What to produce » Wherever a line holds the word "tetrahedron", copy that line out.

Given records »
--------

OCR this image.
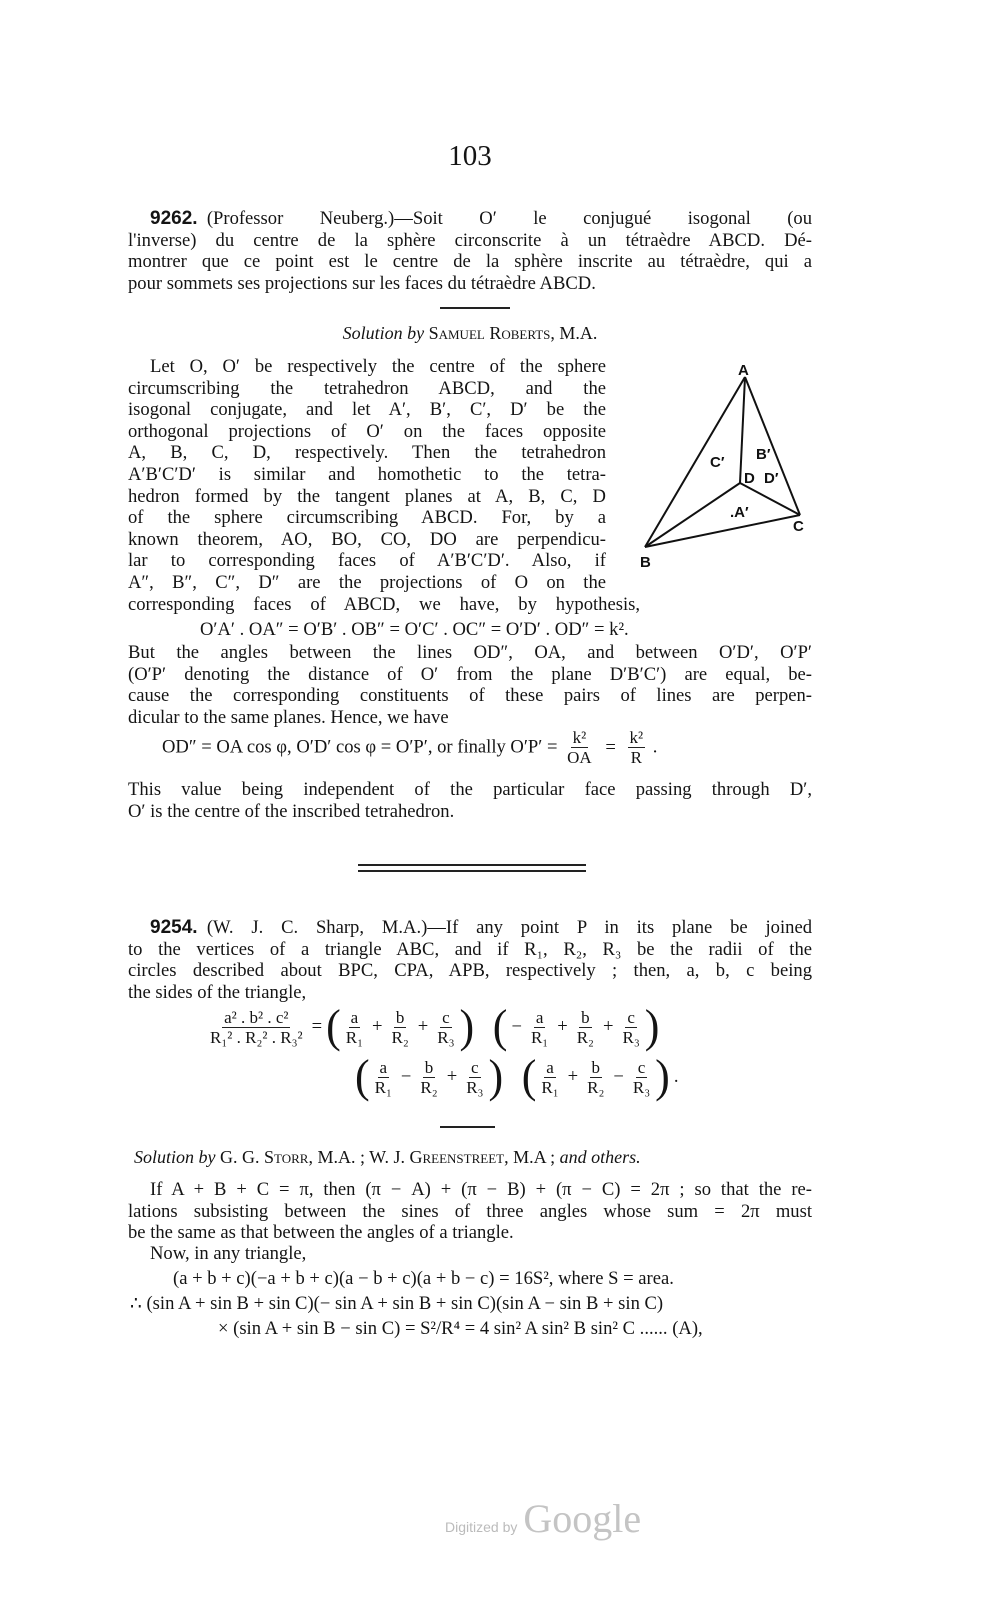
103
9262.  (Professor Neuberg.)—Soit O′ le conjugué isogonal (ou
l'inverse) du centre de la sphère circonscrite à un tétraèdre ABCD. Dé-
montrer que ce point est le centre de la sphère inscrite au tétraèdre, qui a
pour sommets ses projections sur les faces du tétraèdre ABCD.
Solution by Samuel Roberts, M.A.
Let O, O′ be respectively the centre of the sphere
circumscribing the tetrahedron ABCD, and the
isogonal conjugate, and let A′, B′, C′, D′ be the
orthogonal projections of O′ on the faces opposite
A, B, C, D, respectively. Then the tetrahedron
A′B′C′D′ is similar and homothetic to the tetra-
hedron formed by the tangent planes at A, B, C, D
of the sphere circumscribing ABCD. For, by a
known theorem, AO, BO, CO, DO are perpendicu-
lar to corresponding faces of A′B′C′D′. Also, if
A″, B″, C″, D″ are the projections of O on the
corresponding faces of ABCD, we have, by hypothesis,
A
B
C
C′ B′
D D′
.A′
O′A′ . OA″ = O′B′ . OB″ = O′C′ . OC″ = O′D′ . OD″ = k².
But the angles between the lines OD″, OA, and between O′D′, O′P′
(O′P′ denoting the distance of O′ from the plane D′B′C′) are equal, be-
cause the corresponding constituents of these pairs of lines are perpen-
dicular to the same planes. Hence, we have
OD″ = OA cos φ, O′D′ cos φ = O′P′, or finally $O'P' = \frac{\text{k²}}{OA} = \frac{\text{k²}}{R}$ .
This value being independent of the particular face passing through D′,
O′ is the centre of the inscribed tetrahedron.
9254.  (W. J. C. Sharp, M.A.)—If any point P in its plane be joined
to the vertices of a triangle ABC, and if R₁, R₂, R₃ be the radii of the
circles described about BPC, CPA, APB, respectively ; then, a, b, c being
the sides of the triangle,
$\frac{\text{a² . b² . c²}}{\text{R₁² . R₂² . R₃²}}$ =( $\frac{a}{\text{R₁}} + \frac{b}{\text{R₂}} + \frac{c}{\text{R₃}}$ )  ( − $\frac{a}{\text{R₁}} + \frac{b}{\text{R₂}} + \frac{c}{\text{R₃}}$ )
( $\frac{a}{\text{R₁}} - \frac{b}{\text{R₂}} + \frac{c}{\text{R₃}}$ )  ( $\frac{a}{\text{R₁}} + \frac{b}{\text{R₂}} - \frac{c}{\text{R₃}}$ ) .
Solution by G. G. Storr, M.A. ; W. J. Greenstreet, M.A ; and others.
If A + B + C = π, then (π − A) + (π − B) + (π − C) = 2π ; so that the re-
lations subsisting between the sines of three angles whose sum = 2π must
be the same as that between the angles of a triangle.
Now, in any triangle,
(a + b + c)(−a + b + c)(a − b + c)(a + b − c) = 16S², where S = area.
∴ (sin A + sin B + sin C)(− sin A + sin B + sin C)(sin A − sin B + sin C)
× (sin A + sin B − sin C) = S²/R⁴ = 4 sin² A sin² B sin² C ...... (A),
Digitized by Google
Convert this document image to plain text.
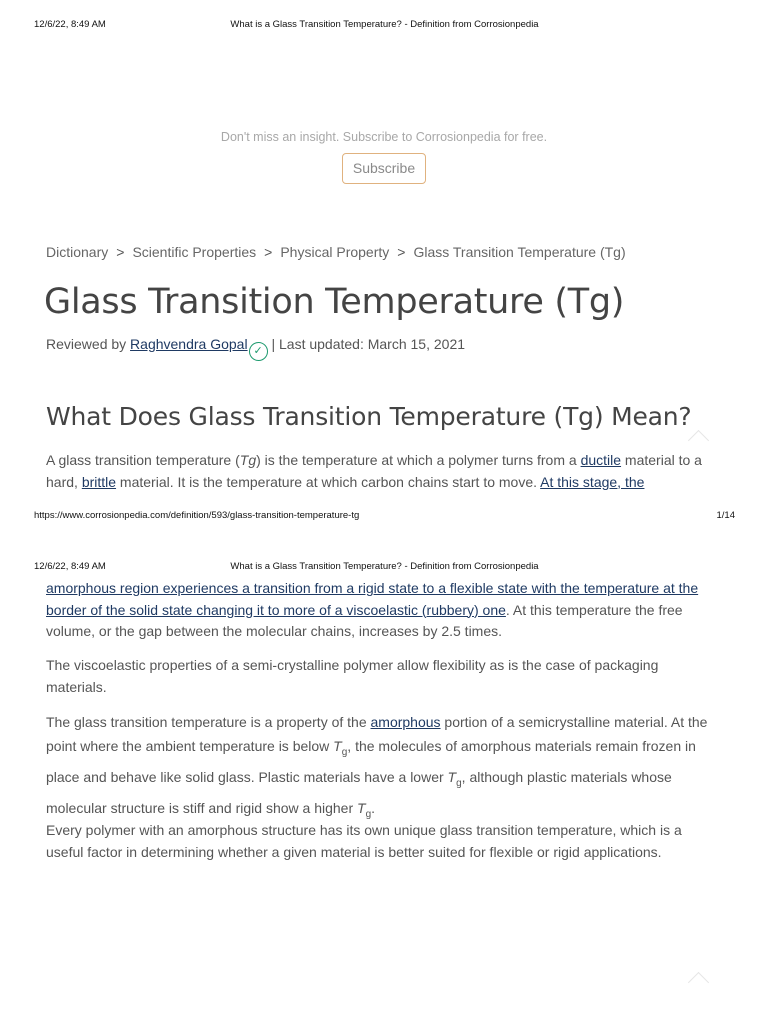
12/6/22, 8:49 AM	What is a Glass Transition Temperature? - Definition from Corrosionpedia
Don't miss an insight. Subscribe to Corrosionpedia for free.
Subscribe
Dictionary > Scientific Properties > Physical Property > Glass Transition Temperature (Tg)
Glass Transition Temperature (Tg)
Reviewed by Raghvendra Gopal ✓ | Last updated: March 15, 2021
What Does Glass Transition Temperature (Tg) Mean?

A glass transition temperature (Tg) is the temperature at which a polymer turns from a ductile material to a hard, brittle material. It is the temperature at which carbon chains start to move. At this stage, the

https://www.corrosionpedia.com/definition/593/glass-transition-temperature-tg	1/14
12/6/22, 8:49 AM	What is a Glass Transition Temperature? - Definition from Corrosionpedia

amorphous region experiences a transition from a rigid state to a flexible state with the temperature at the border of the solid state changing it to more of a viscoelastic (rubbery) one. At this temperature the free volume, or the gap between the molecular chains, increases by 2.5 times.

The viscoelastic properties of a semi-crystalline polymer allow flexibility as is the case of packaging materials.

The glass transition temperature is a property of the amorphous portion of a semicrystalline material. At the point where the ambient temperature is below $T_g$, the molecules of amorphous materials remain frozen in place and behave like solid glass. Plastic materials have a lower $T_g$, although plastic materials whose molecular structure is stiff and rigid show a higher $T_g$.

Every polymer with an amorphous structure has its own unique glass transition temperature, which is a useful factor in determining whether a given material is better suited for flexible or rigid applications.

--------

Output »
circumscribing the tetrahedron ABCD, and the
A, B, C, D, respectively. Then the tetrahedron
O′ is the centre of the inscribed tetrahedron.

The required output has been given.